• [Set problem]:
Please return the full listing below without altering anything.

• [Material shown]:
++++++++++

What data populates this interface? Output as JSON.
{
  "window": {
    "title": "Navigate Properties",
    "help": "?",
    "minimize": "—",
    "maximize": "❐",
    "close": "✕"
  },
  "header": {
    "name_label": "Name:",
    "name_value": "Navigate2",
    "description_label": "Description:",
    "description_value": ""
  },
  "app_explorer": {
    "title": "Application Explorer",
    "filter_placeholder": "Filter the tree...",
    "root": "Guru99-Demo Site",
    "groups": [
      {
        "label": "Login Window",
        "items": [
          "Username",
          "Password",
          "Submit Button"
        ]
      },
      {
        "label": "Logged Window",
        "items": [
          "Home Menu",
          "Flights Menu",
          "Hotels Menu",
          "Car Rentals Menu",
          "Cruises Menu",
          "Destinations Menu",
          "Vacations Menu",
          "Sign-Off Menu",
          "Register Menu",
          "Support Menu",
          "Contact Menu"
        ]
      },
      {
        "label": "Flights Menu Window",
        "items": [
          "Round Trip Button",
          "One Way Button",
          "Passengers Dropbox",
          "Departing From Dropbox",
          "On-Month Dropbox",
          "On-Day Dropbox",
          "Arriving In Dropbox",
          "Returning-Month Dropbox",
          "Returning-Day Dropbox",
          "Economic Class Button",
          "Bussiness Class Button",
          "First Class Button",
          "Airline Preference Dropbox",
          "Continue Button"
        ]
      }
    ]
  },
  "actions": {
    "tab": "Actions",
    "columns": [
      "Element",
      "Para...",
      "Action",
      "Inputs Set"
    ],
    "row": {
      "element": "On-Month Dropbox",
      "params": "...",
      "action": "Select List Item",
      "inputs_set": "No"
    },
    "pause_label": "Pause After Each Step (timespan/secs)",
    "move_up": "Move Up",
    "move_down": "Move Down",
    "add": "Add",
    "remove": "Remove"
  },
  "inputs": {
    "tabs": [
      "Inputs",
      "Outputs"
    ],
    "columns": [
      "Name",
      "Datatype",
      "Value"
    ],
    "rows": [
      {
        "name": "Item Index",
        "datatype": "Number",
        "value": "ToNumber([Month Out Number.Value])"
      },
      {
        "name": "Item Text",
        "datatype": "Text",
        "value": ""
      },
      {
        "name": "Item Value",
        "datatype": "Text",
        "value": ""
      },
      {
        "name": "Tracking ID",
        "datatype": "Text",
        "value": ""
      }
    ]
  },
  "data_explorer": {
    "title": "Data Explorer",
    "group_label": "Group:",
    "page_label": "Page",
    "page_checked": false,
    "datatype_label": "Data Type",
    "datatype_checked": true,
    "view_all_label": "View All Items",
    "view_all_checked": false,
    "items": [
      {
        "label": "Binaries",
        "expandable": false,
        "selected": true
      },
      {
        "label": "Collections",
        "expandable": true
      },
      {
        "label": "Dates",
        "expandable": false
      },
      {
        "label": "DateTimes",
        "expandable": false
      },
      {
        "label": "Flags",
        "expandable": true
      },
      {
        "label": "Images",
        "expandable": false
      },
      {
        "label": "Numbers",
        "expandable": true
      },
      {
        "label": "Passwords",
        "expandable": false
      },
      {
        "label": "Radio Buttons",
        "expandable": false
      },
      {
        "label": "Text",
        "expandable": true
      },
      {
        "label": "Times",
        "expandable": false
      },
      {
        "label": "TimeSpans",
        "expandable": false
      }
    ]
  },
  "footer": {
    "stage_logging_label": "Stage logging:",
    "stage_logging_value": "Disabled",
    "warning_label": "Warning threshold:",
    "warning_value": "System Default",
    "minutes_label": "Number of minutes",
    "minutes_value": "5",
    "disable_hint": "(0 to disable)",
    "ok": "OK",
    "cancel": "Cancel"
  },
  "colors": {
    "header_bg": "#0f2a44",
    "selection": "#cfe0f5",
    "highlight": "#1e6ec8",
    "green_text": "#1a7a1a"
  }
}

++++++++++

• [Full output]:
What data populates this interface? Output as JSON.
{
  "window": {
    "title": "Navigate Properties",
    "help": "?",
    "minimize": "—",
    "maximize": "❐",
    "close": "✕"
  },
  "header": {
    "name_label": "Name:",
    "name_value": "Navigate2",
    "description_label": "Description:",
    "description_value": ""
  },
  "app_explorer": {
    "title": "Application Explorer",
    "filter_placeholder": "Filter the tree...",
    "root": "Guru99-Demo Site",
    "groups": [
      {
        "label": "Login Window",
        "items": [
          "Username",
          "Password",
          "Submit Button"
        ]
      },
      {
        "label": "Logged Window",
        "items": [
          "Home Menu",
          "Flights Menu",
          "Hotels Menu",
          "Car Rentals Menu",
          "Cruises Menu",
          "Destinations Menu",
          "Vacations Menu",
          "Sign-Off Menu",
          "Register Menu",
          "Support Menu",
          "Contact Menu"
        ]
      },
      {
        "label": "Flights Menu Window",
        "items": [
          "Round Trip Button",
          "One Way Button",
          "Passengers Dropbox",
          "Departing From Dropbox",
          "On-Month Dropbox",
          "On-Day Dropbox",
          "Arriving In Dropbox",
          "Returning-Month Dropbox",
          "Returning-Day Dropbox",
          "Economic Class Button",
          "Bussiness Class Button",
          "First Class Button",
          "Airline Preference Dropbox",
          "Continue Button"
        ]
      }
    ]
  },
  "actions": {
    "tab": "Actions",
    "columns": [
      "Element",
      "Para...",
      "Action",
      "Inputs Set"
    ],
    "row": {
      "element": "On-Month Dropbox",
      "params": "...",
      "action": "Select List Item",
      "inputs_set": "No"
    },
    "pause_label": "Pause After Each Step (timespan/secs)",
    "move_up": "Move Up",
    "move_down": "Move Down",
    "add": "Add",
    "remove": "Remove"
  },
  "inputs": {
    "tabs": [
      "Inputs",
      "Outputs"
    ],
    "columns": [
      "Name",
      "Datatype",
      "Value"
    ],
    "rows": [
      {
        "name": "Item Index",
        "datatype": "Number",
        "value": "ToNumber([Month Out Number.Value])"
      },
      {
        "name": "Item Text",
        "datatype": "Text",
        "value": ""
      },
      {
        "name": "Item Value",
        "datatype": "Text",
        "value": ""
      },
      {
        "name": "Tracking ID",
        "datatype": "Text",
        "value": ""
      }
    ]
  },
  "data_explorer": {
    "title": "Data Explorer",
    "group_label": "Group:",
    "page_label": "Page",
    "page_checked": false,
    "datatype_label": "Data Type",
    "datatype_checked": true,
    "view_all_label": "View All Items",
    "view_all_checked": false,
    "items": [
      {
        "label": "Binaries",
        "expandable": false,
        "selected": true
      },
      {
        "label": "Collections",
        "expandable": true
      },
      {
        "label": "Dates",
        "expandable": false
      },
      {
        "label": "DateTimes",
        "expandable": false
      },
      {
        "label": "Flags",
        "expandable": true
      },
      {
        "label": "Images",
        "expandable": false
      },
      {
        "label": "Numbers",
        "expandable": true
      },
      {
        "label": "Passwords",
        "expandable": false
      },
      {
        "label": "Radio Buttons",
        "expandable": false
      },
      {
        "label": "Text",
        "expandable": true
      },
      {
        "label": "Times",
        "expandable": false
      },
      {
        "label": "TimeSpans",
        "expandable": false
      }
    ]
  },
  "footer": {
    "stage_logging_label": "Stage logging:",
    "stage_logging_value": "Disabled",
    "warning_label": "Warning threshold:",
    "warning_value": "System Default",
    "minutes_label": "Number of minutes",
    "minutes_value": "5",
    "disable_hint": "(0 to disable)",
    "ok": "OK",
    "cancel": "Cancel"
  },
  "colors": {
    "header_bg": "#0f2a44",
    "selection": "#cfe0f5",
    "highlight": "#1e6ec8",
    "green_text": "#1a7a1a"
  }
}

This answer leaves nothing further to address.